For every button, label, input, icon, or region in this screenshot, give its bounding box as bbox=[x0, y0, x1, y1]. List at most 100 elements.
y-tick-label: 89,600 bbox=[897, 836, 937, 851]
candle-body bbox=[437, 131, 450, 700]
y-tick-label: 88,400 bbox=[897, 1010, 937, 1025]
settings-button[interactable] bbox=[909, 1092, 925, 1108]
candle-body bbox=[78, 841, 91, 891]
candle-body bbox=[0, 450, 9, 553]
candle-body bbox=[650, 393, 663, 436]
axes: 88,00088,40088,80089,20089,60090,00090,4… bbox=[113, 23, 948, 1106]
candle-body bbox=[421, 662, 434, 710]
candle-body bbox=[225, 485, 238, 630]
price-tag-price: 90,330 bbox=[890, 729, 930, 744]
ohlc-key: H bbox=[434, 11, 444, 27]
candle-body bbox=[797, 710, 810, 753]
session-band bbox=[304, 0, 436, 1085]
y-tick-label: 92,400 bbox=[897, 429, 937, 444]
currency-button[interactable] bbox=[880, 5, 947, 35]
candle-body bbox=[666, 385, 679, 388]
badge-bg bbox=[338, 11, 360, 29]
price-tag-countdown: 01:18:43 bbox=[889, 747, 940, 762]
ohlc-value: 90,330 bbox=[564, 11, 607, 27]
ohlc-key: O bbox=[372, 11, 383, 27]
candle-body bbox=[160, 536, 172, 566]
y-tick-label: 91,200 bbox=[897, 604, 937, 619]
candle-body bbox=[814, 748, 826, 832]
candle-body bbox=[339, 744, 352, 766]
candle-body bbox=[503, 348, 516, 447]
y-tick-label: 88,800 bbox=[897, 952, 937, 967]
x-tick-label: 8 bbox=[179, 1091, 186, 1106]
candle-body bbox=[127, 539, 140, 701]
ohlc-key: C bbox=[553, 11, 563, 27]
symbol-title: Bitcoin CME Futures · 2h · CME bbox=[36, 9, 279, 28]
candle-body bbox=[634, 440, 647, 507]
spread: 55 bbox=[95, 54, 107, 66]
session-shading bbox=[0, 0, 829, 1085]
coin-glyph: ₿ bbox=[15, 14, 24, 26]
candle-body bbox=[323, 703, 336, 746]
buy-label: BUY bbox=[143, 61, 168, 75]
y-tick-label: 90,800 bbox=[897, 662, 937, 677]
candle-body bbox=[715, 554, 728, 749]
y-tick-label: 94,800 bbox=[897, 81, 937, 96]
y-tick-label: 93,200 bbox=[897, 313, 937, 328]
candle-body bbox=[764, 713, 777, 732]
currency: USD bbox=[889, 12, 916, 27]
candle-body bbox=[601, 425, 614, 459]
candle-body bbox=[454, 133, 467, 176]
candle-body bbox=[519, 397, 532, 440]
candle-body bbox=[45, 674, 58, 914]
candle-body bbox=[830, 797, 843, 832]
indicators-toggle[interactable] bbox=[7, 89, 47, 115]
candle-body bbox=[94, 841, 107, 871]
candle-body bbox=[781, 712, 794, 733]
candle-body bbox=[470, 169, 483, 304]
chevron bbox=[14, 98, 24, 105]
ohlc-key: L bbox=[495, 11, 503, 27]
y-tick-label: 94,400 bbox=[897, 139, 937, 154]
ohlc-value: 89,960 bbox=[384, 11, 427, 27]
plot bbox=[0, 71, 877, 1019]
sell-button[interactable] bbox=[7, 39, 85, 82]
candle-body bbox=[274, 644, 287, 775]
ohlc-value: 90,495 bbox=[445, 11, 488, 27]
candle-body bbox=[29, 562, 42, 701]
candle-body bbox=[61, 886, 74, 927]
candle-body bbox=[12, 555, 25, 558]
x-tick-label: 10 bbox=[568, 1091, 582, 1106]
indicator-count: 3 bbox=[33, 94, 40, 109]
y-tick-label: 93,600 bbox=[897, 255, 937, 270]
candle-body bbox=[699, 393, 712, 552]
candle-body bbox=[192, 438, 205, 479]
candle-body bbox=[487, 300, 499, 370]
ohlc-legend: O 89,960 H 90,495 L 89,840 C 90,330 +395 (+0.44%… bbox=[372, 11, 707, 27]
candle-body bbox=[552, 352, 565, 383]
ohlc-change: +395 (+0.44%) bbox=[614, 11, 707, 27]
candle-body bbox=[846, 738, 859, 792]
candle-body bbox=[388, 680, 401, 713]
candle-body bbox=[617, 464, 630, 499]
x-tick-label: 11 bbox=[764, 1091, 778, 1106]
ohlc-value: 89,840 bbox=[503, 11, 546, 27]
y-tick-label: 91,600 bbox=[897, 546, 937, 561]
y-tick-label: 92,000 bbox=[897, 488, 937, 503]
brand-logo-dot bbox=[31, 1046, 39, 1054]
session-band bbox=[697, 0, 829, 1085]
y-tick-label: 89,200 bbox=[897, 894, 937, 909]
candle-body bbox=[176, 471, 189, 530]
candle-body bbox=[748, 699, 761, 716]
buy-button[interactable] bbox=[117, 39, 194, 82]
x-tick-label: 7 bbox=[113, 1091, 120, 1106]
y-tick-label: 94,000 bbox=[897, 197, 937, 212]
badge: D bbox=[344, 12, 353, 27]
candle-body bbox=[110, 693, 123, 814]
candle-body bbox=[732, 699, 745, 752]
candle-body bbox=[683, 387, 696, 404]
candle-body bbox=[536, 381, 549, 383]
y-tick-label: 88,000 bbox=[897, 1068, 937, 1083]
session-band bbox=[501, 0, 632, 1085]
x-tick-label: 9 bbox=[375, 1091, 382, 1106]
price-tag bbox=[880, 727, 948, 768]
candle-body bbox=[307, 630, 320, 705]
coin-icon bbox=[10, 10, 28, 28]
........
▶ Exercise
Rename every "candle-body" in the material above to "bar-body" and give the material back with nothing else altered.

▶ Written answer
For every button, label, input, icon, or region in this screenshot, give its bounding box as bbox=[x0, y0, x1, y1]. List at most 100 elements.
y-tick-label: 89,600 bbox=[897, 836, 937, 851]
bar-body bbox=[437, 131, 450, 700]
y-tick-label: 88,400 bbox=[897, 1010, 937, 1025]
settings-button[interactable] bbox=[909, 1092, 925, 1108]
bar-body bbox=[78, 841, 91, 891]
bar-body bbox=[0, 450, 9, 553]
bar-body bbox=[650, 393, 663, 436]
axes: 88,00088,40088,80089,20089,60090,00090,4… bbox=[113, 23, 948, 1106]
bar-body bbox=[421, 662, 434, 710]
bar-body bbox=[225, 485, 238, 630]
price-tag-price: 90,330 bbox=[890, 729, 930, 744]
ohlc-key: H bbox=[434, 11, 444, 27]
bar-body bbox=[797, 710, 810, 753]
session-band bbox=[304, 0, 436, 1085]
y-tick-label: 92,400 bbox=[897, 429, 937, 444]
currency-button[interactable] bbox=[880, 5, 947, 35]
bar-body bbox=[666, 385, 679, 388]
badge-bg bbox=[338, 11, 360, 29]
price-tag-countdown: 01:18:43 bbox=[889, 747, 940, 762]
ohlc-value: 90,330 bbox=[564, 11, 607, 27]
ohlc-key: O bbox=[372, 11, 383, 27]
bar-body bbox=[160, 536, 172, 566]
y-tick-label: 91,200 bbox=[897, 604, 937, 619]
bar-body bbox=[814, 748, 826, 832]
bar-body bbox=[339, 744, 352, 766]
bar-body bbox=[503, 348, 516, 447]
y-tick-label: 88,800 bbox=[897, 952, 937, 967]
x-tick-label: 8 bbox=[179, 1091, 186, 1106]
bar-body bbox=[127, 539, 140, 701]
ohlc-key: C bbox=[553, 11, 563, 27]
symbol-title: Bitcoin CME Futures · 2h · CME bbox=[36, 9, 279, 28]
bar-body bbox=[634, 440, 647, 507]
spread: 55 bbox=[95, 54, 107, 66]
session-shading bbox=[0, 0, 829, 1085]
coin-glyph: ₿ bbox=[15, 14, 24, 26]
bar-body bbox=[323, 703, 336, 746]
buy-label: BUY bbox=[143, 61, 168, 75]
y-tick-label: 90,800 bbox=[897, 662, 937, 677]
bar-body bbox=[715, 554, 728, 749]
y-tick-label: 94,800 bbox=[897, 81, 937, 96]
y-tick-label: 93,200 bbox=[897, 313, 937, 328]
bar-body bbox=[764, 713, 777, 732]
currency: USD bbox=[889, 12, 916, 27]
bar-body bbox=[601, 425, 614, 459]
bar-body bbox=[454, 133, 467, 176]
bar-body bbox=[519, 397, 532, 440]
bar-body bbox=[45, 674, 58, 914]
bar-body bbox=[830, 797, 843, 832]
indicators-toggle[interactable] bbox=[7, 89, 47, 115]
bar-body bbox=[94, 841, 107, 871]
bar-body bbox=[781, 712, 794, 733]
bar-body bbox=[470, 169, 483, 304]
chevron bbox=[14, 98, 24, 105]
ohlc-key: L bbox=[495, 11, 503, 27]
y-tick-label: 94,400 bbox=[897, 139, 937, 154]
ohlc-value: 89,960 bbox=[384, 11, 427, 27]
plot bbox=[0, 71, 877, 1019]
sell-button[interactable] bbox=[7, 39, 85, 82]
bar-body bbox=[274, 644, 287, 775]
ohlc-value: 90,495 bbox=[445, 11, 488, 27]
bar-body bbox=[29, 562, 42, 701]
bar-body bbox=[61, 886, 74, 927]
bar-body bbox=[12, 555, 25, 558]
x-tick-label: 10 bbox=[568, 1091, 582, 1106]
indicator-count: 3 bbox=[33, 94, 40, 109]
y-tick-label: 93,600 bbox=[897, 255, 937, 270]
bar-body bbox=[699, 393, 712, 552]
bar-body bbox=[192, 438, 205, 479]
bar-body bbox=[487, 300, 499, 370]
ohlc-legend: O 89,960 H 90,495 L 89,840 C 90,330 +395 (+0.44%… bbox=[372, 11, 707, 27]
bar-body bbox=[552, 352, 565, 383]
ohlc-change: +395 (+0.44%) bbox=[614, 11, 707, 27]
bar-body bbox=[846, 738, 859, 792]
bar-body bbox=[388, 680, 401, 713]
bar-body bbox=[617, 464, 630, 499]
x-tick-label: 11 bbox=[764, 1091, 778, 1106]
ohlc-value: 89,840 bbox=[503, 11, 546, 27]
y-tick-label: 91,600 bbox=[897, 546, 937, 561]
y-tick-label: 92,000 bbox=[897, 488, 937, 503]
brand-logo-dot bbox=[31, 1046, 39, 1054]
session-band bbox=[697, 0, 829, 1085]
y-tick-label: 89,200 bbox=[897, 894, 937, 909]
bar-body bbox=[176, 471, 189, 530]
bar-body bbox=[748, 699, 761, 716]
buy-button[interactable] bbox=[117, 39, 194, 82]
x-tick-label: 7 bbox=[113, 1091, 120, 1106]
y-tick-label: 94,000 bbox=[897, 197, 937, 212]
badge: D bbox=[344, 12, 353, 27]
bar-body bbox=[110, 693, 123, 814]
bar-body bbox=[732, 699, 745, 752]
bar-body bbox=[683, 387, 696, 404]
bar-body bbox=[536, 381, 549, 383]
y-tick-label: 88,000 bbox=[897, 1068, 937, 1083]
session-band bbox=[501, 0, 632, 1085]
x-tick-label: 9 bbox=[375, 1091, 382, 1106]
price-tag bbox=[880, 727, 948, 768]
bar-body bbox=[307, 630, 320, 705]
coin-icon bbox=[10, 10, 28, 28]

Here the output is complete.